=== GIVEN REQUEST ===
Return the whole listing, line for line, without the pictures in it.

== == ==

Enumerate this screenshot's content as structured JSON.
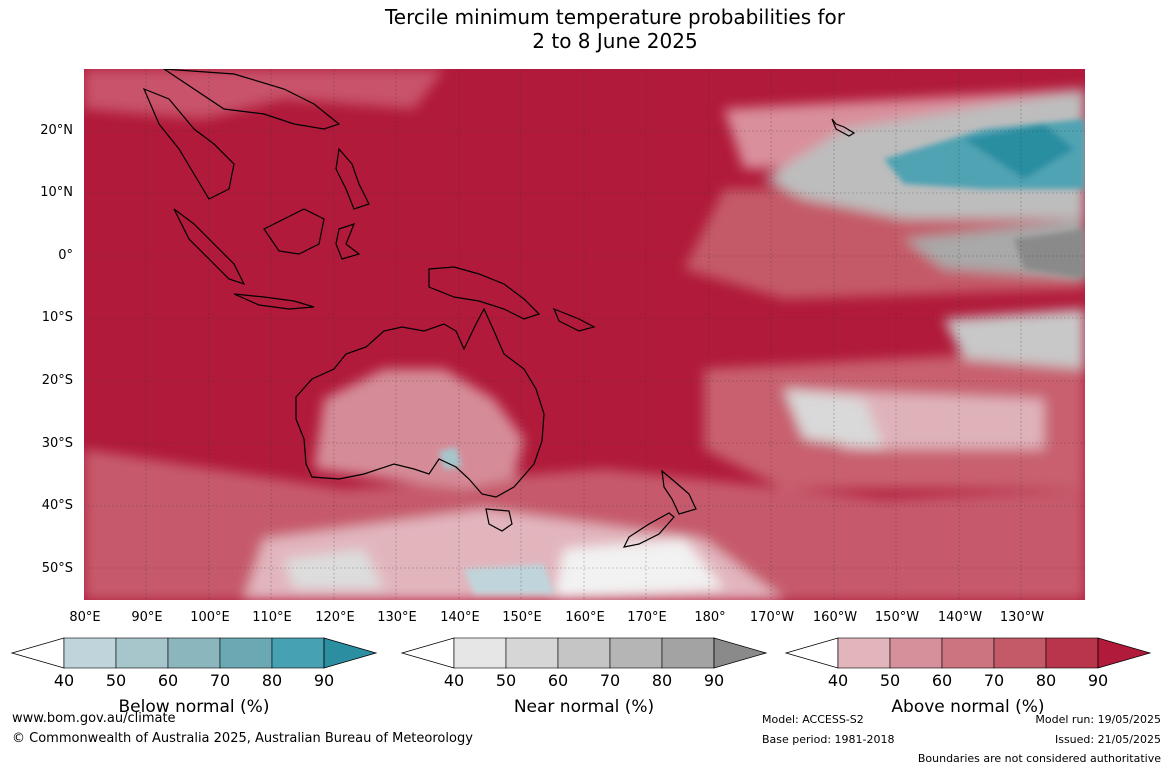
{
  "title_line1": "Tercile minimum temperature probabilities for",
  "title_line2": "2 to 8 June 2025",
  "lat_labels": [
    "20°N",
    "10°N",
    "0°",
    "10°S",
    "20°S",
    "30°S",
    "40°S",
    "50°S"
  ],
  "lon_labels": [
    "80°E",
    "90°E",
    "100°E",
    "110°E",
    "120°E",
    "130°E",
    "140°E",
    "150°E",
    "160°E",
    "170°E",
    "180°",
    "170°W",
    "160°W",
    "150°W",
    "140°W",
    "130°W"
  ],
  "colorbars": [
    {
      "title": "Below normal (%)",
      "ticks": [
        "40",
        "50",
        "60",
        "70",
        "80",
        "90"
      ],
      "colors": [
        "#bfd5db",
        "#a6c6cc",
        "#8bb6bd",
        "#6aa8b4",
        "#46a1b2",
        "#2b8ea1"
      ]
    },
    {
      "title": "Near normal (%)",
      "ticks": [
        "40",
        "50",
        "60",
        "70",
        "80",
        "90"
      ],
      "colors": [
        "#e6e6e6",
        "#d6d6d6",
        "#c5c5c5",
        "#b5b5b5",
        "#a3a3a3",
        "#8a8a8a"
      ]
    },
    {
      "title": "Above normal (%)",
      "ticks": [
        "40",
        "50",
        "60",
        "70",
        "80",
        "90"
      ],
      "colors": [
        "#e2b5bd",
        "#d6909b",
        "#cc7480",
        "#c45a68",
        "#b8354b",
        "#b11a3a"
      ]
    }
  ],
  "footer": {
    "website": "www.bom.gov.au/climate",
    "copyright": "© Commonwealth of Australia 2025, Australian Bureau of Meteorology",
    "model": "Model: ACCESS-S2",
    "base_period": "Base period: 1981-2018",
    "model_run": "Model run: 19/05/2025",
    "issued": "Issued: 21/05/2025",
    "boundaries": "Boundaries are not considered authoritative"
  },
  "colors": {
    "above_dominant": "#b11a3a",
    "coastline": "#000000",
    "grid": "#333333"
  }
}
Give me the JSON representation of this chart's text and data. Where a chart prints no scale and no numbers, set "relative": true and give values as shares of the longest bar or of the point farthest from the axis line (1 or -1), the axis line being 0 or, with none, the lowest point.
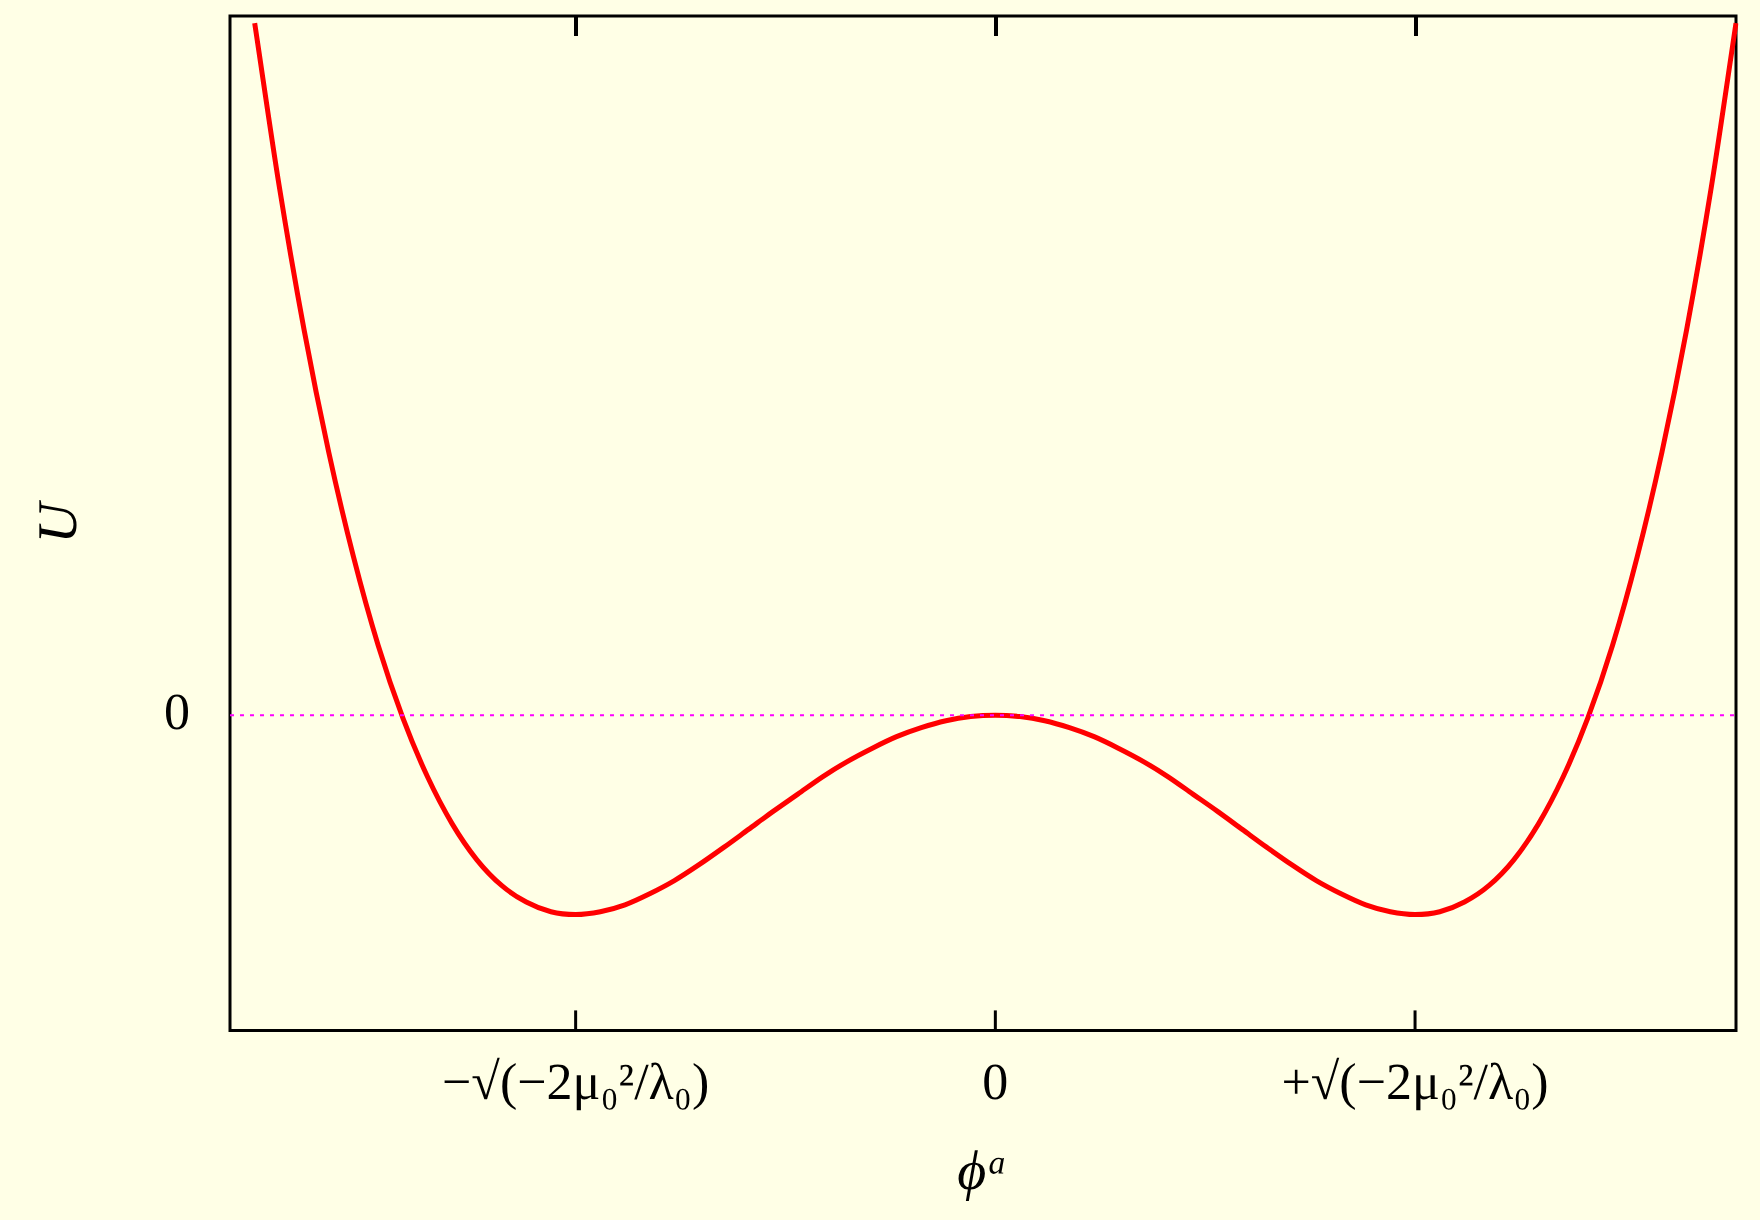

== == ==

=== RESPONSE TO THIS EXERCISE ===
Enumerate this screenshot's content as structured JSON.
{
  "title_line1": "Tercile minimum temperature probabilities for",
  "title_line2": "2 to 8 June 2025",
  "lat_labels": [
    "20°N",
    "10°N",
    "0°",
    "10°S",
    "20°S",
    "30°S",
    "40°S",
    "50°S"
  ],
  "lon_labels": [
    "80°E",
    "90°E",
    "100°E",
    "110°E",
    "120°E",
    "130°E",
    "140°E",
    "150°E",
    "160°E",
    "170°E",
    "180°",
    "170°W",
    "160°W",
    "150°W",
    "140°W",
    "130°W"
  ],
  "colorbars": [
    {
      "title": "Below normal (%)",
      "ticks": [
        "40",
        "50",
        "60",
        "70",
        "80",
        "90"
      ],
      "colors": [
        "#bfd5db",
        "#a6c6cc",
        "#8bb6bd",
        "#6aa8b4",
        "#46a1b2",
        "#2b8ea1"
      ]
    },
    {
      "title": "Near normal (%)",
      "ticks": [
        "40",
        "50",
        "60",
        "70",
        "80",
        "90"
      ],
      "colors": [
        "#e6e6e6",
        "#d6d6d6",
        "#c5c5c5",
        "#b5b5b5",
        "#a3a3a3",
        "#8a8a8a"
      ]
    },
    {
      "title": "Above normal (%)",
      "ticks": [
        "40",
        "50",
        "60",
        "70",
        "80",
        "90"
      ],
      "colors": [
        "#e2b5bd",
        "#d6909b",
        "#cc7480",
        "#c45a68",
        "#b8354b",
        "#b11a3a"
      ]
    }
  ],
  "footer": {
    "website": "www.bom.gov.au/climate",
    "copyright": "© Commonwealth of Australia 2025, Australian Bureau of Meteorology",
    "model": "Model: ACCESS-S2",
    "base_period": "Base period: 1981-2018",
    "model_run": "Model run: 19/05/2025",
    "issued": "Issued: 21/05/2025",
    "boundaries": "Boundaries are not considered authoritative"
  },
  "colors": {
    "above_dominant": "#b11a3a",
    "coastline": "#000000",
    "grid": "#333333"
  }
}
Give me the JSON representation of this chart's text and data. Where a chart prints no scale and no numbers, set "relative": true and give values as shares of the longest bar or of the point farthest from the axis line (1 or -1), the axis line being 0 or, with none, the lowest point.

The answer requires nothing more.